* _Exercise instructions_
Every line of the material is to be repeated exactly as it stands.

-------------------------

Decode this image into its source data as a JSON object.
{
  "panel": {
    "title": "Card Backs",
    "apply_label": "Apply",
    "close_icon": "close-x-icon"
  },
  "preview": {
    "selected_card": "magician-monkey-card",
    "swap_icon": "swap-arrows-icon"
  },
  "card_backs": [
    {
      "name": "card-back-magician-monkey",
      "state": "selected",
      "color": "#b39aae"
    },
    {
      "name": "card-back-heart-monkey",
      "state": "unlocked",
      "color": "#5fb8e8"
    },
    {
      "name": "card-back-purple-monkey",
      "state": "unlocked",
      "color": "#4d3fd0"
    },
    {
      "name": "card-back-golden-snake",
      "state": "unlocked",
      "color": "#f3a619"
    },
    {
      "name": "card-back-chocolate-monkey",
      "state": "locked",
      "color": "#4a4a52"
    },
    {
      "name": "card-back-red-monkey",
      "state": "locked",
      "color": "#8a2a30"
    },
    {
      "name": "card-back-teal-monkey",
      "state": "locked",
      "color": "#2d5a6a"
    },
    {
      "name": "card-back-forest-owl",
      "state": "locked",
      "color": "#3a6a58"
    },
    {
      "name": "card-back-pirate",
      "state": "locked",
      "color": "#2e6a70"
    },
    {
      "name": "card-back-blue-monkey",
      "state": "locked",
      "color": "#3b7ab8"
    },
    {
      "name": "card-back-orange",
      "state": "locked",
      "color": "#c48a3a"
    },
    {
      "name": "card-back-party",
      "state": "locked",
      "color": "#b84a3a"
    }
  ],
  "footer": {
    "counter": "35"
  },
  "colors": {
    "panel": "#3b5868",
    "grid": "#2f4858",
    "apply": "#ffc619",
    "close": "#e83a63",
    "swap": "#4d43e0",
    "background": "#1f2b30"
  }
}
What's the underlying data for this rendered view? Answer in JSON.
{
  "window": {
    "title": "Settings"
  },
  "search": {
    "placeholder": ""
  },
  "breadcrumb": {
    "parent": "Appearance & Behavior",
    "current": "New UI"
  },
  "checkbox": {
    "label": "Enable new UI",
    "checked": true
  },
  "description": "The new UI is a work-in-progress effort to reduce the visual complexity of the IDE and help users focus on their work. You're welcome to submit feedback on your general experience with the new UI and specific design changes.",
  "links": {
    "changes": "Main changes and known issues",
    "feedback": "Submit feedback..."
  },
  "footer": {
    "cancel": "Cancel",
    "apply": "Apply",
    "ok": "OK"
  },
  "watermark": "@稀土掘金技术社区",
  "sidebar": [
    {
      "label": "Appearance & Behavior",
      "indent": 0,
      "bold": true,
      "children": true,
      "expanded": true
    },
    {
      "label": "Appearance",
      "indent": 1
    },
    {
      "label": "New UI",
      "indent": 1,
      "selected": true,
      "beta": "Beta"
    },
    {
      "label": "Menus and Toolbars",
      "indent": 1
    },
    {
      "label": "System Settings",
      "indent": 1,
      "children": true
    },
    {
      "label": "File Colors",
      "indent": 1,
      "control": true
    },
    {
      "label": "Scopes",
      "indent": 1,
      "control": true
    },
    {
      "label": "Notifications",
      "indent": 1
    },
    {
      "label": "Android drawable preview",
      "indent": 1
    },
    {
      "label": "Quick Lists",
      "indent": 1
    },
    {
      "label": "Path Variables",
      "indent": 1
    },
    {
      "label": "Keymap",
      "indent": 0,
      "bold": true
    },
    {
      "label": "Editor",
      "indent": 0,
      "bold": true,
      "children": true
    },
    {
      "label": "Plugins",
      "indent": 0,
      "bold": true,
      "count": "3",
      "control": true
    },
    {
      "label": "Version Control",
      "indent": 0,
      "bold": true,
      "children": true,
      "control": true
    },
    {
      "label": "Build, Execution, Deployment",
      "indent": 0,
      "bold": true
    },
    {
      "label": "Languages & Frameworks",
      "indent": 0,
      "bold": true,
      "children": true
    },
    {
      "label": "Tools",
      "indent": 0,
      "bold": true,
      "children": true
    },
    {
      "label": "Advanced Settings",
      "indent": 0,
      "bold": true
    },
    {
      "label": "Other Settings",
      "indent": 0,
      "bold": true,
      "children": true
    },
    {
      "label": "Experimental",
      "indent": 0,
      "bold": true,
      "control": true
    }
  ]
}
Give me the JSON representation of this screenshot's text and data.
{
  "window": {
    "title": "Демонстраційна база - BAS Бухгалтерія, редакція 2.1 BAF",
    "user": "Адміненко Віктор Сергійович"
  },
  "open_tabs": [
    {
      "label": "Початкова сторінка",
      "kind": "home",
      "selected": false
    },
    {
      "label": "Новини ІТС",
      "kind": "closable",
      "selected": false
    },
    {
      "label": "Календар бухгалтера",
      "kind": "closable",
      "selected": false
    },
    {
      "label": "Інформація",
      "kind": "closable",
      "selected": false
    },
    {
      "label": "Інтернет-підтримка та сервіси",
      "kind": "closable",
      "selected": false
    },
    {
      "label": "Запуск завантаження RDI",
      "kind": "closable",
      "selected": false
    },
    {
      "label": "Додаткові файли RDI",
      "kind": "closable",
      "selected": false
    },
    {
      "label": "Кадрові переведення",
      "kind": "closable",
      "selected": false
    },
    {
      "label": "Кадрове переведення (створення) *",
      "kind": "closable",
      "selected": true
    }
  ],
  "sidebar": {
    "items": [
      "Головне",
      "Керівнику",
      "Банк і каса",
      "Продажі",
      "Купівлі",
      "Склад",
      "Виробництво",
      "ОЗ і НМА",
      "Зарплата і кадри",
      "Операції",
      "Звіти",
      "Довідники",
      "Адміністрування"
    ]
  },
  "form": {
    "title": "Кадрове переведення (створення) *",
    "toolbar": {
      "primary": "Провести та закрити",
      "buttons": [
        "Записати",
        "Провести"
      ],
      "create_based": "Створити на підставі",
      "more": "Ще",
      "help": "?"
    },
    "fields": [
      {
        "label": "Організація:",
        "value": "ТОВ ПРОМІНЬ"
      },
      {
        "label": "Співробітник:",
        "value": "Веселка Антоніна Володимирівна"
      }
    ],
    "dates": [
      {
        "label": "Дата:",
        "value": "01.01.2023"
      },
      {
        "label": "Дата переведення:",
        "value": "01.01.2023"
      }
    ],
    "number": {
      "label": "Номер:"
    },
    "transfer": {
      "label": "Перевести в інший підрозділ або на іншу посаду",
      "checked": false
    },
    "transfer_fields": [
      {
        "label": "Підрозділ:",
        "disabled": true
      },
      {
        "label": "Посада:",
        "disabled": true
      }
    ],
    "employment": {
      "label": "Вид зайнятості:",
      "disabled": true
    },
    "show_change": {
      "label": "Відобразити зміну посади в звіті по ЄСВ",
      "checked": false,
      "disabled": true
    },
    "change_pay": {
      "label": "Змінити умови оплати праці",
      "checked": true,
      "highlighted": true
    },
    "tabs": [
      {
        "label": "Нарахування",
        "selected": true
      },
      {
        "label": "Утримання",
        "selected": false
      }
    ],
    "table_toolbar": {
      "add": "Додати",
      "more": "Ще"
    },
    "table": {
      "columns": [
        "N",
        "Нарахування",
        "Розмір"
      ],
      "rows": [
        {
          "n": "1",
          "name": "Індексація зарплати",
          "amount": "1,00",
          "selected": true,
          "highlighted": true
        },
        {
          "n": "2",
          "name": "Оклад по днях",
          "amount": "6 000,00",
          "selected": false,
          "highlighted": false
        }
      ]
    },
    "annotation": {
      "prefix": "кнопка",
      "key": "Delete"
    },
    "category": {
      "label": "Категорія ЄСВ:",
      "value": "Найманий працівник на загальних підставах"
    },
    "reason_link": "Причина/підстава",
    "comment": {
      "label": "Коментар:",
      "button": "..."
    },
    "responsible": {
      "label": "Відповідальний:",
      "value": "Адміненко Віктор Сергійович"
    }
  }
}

-------------------------

* _Complete output_
Decode this image into its source data as a JSON object.
{
  "panel": {
    "title": "Card Backs",
    "apply_label": "Apply",
    "close_icon": "close-x-icon"
  },
  "preview": {
    "selected_card": "magician-monkey-card",
    "swap_icon": "swap-arrows-icon"
  },
  "card_backs": [
    {
      "name": "card-back-magician-monkey",
      "state": "selected",
      "color": "#b39aae"
    },
    {
      "name": "card-back-heart-monkey",
      "state": "unlocked",
      "color": "#5fb8e8"
    },
    {
      "name": "card-back-purple-monkey",
      "state": "unlocked",
      "color": "#4d3fd0"
    },
    {
      "name": "card-back-golden-snake",
      "state": "unlocked",
      "color": "#f3a619"
    },
    {
      "name": "card-back-chocolate-monkey",
      "state": "locked",
      "color": "#4a4a52"
    },
    {
      "name": "card-back-red-monkey",
      "state": "locked",
      "color": "#8a2a30"
    },
    {
      "name": "card-back-teal-monkey",
      "state": "locked",
      "color": "#2d5a6a"
    },
    {
      "name": "card-back-forest-owl",
      "state": "locked",
      "color": "#3a6a58"
    },
    {
      "name": "card-back-pirate",
      "state": "locked",
      "color": "#2e6a70"
    },
    {
      "name": "card-back-blue-monkey",
      "state": "locked",
      "color": "#3b7ab8"
    },
    {
      "name": "card-back-orange",
      "state": "locked",
      "color": "#c48a3a"
    },
    {
      "name": "card-back-party",
      "state": "locked",
      "color": "#b84a3a"
    }
  ],
  "footer": {
    "counter": "35"
  },
  "colors": {
    "panel": "#3b5868",
    "grid": "#2f4858",
    "apply": "#ffc619",
    "close": "#e83a63",
    "swap": "#4d43e0",
    "background": "#1f2b30"
  }
}
What's the underlying data for this rendered view? Answer in JSON.
{
  "window": {
    "title": "Settings"
  },
  "search": {
    "placeholder": ""
  },
  "breadcrumb": {
    "parent": "Appearance & Behavior",
    "current": "New UI"
  },
  "checkbox": {
    "label": "Enable new UI",
    "checked": true
  },
  "description": "The new UI is a work-in-progress effort to reduce the visual complexity of the IDE and help users focus on their work. You're welcome to submit feedback on your general experience with the new UI and specific design changes.",
  "links": {
    "changes": "Main changes and known issues",
    "feedback": "Submit feedback..."
  },
  "footer": {
    "cancel": "Cancel",
    "apply": "Apply",
    "ok": "OK"
  },
  "watermark": "@稀土掘金技术社区",
  "sidebar": [
    {
      "label": "Appearance & Behavior",
      "indent": 0,
      "bold": true,
      "children": true,
      "expanded": true
    },
    {
      "label": "Appearance",
      "indent": 1
    },
    {
      "label": "New UI",
      "indent": 1,
      "selected": true,
      "beta": "Beta"
    },
    {
      "label": "Menus and Toolbars",
      "indent": 1
    },
    {
      "label": "System Settings",
      "indent": 1,
      "children": true
    },
    {
      "label": "File Colors",
      "indent": 1,
      "control": true
    },
    {
      "label": "Scopes",
      "indent": 1,
      "control": true
    },
    {
      "label": "Notifications",
      "indent": 1
    },
    {
      "label": "Android drawable preview",
      "indent": 1
    },
    {
      "label": "Quick Lists",
      "indent": 1
    },
    {
      "label": "Path Variables",
      "indent": 1
    },
    {
      "label": "Keymap",
      "indent": 0,
      "bold": true
    },
    {
      "label": "Editor",
      "indent": 0,
      "bold": true,
      "children": true
    },
    {
      "label": "Plugins",
      "indent": 0,
      "bold": true,
      "count": "3",
      "control": true
    },
    {
      "label": "Version Control",
      "indent": 0,
      "bold": true,
      "children": true,
      "control": true
    },
    {
      "label": "Build, Execution, Deployment",
      "indent": 0,
      "bold": true
    },
    {
      "label": "Languages & Frameworks",
      "indent": 0,
      "bold": true,
      "children": true
    },
    {
      "label": "Tools",
      "indent": 0,
      "bold": true,
      "children": true
    },
    {
      "label": "Advanced Settings",
      "indent": 0,
      "bold": true
    },
    {
      "label": "Other Settings",
      "indent": 0,
      "bold": true,
      "children": true
    },
    {
      "label": "Experimental",
      "indent": 0,
      "bold": true,
      "control": true
    }
  ]
}
Give me the JSON representation of this screenshot's text and data.
{
  "window": {
    "title": "Демонстраційна база - BAS Бухгалтерія, редакція 2.1 BAF",
    "user": "Адміненко Віктор Сергійович"
  },
  "open_tabs": [
    {
      "label": "Початкова сторінка",
      "kind": "home",
      "selected": false
    },
    {
      "label": "Новини ІТС",
      "kind": "closable",
      "selected": false
    },
    {
      "label": "Календар бухгалтера",
      "kind": "closable",
      "selected": false
    },
    {
      "label": "Інформація",
      "kind": "closable",
      "selected": false
    },
    {
      "label": "Інтернет-підтримка та сервіси",
      "kind": "closable",
      "selected": false
    },
    {
      "label": "Запуск завантаження RDI",
      "kind": "closable",
      "selected": false
    },
    {
      "label": "Додаткові файли RDI",
      "kind": "closable",
      "selected": false
    },
    {
      "label": "Кадрові переведення",
      "kind": "closable",
      "selected": false
    },
    {
      "label": "Кадрове переведення (створення) *",
      "kind": "closable",
      "selected": true
    }
  ],
  "sidebar": {
    "items": [
      "Головне",
      "Керівнику",
      "Банк і каса",
      "Продажі",
      "Купівлі",
      "Склад",
      "Виробництво",
      "ОЗ і НМА",
      "Зарплата і кадри",
      "Операції",
      "Звіти",
      "Довідники",
      "Адміністрування"
    ]
  },
  "form": {
    "title": "Кадрове переведення (створення) *",
    "toolbar": {
      "primary": "Провести та закрити",
      "buttons": [
        "Записати",
        "Провести"
      ],
      "create_based": "Створити на підставі",
      "more": "Ще",
      "help": "?"
    },
    "fields": [
      {
        "label": "Організація:",
        "value": "ТОВ ПРОМІНЬ"
      },
      {
        "label": "Співробітник:",
        "value": "Веселка Антоніна Володимирівна"
      }
    ],
    "dates": [
      {
        "label": "Дата:",
        "value": "01.01.2023"
      },
      {
        "label": "Дата переведення:",
        "value": "01.01.2023"
      }
    ],
    "number": {
      "label": "Номер:"
    },
    "transfer": {
      "label": "Перевести в інший підрозділ або на іншу посаду",
      "checked": false
    },
    "transfer_fields": [
      {
        "label": "Підрозділ:",
        "disabled": true
      },
      {
        "label": "Посада:",
        "disabled": true
      }
    ],
    "employment": {
      "label": "Вид зайнятості:",
      "disabled": true
    },
    "show_change": {
      "label": "Відобразити зміну посади в звіті по ЄСВ",
      "checked": false,
      "disabled": true
    },
    "change_pay": {
      "label": "Змінити умови оплати праці",
      "checked": true,
      "highlighted": true
    },
    "tabs": [
      {
        "label": "Нарахування",
        "selected": true
      },
      {
        "label": "Утримання",
        "selected": false
      }
    ],
    "table_toolbar": {
      "add": "Додати",
      "more": "Ще"
    },
    "table": {
      "columns": [
        "N",
        "Нарахування",
        "Розмір"
      ],
      "rows": [
        {
          "n": "1",
          "name": "Індексація зарплати",
          "amount": "1,00",
          "selected": true,
          "highlighted": true
        },
        {
          "n": "2",
          "name": "Оклад по днях",
          "amount": "6 000,00",
          "selected": false,
          "highlighted": false
        }
      ]
    },
    "annotation": {
      "prefix": "кнопка",
      "key": "Delete"
    },
    "category": {
      "label": "Категорія ЄСВ:",
      "value": "Найманий працівник на загальних підставах"
    },
    "reason_link": "Причина/підстава",
    "comment": {
      "label": "Коментар:",
      "button": "..."
    },
    "responsible": {
      "label": "Відповідальний:",
      "value": "Адміненко Віктор Сергійович"
    }
  }
}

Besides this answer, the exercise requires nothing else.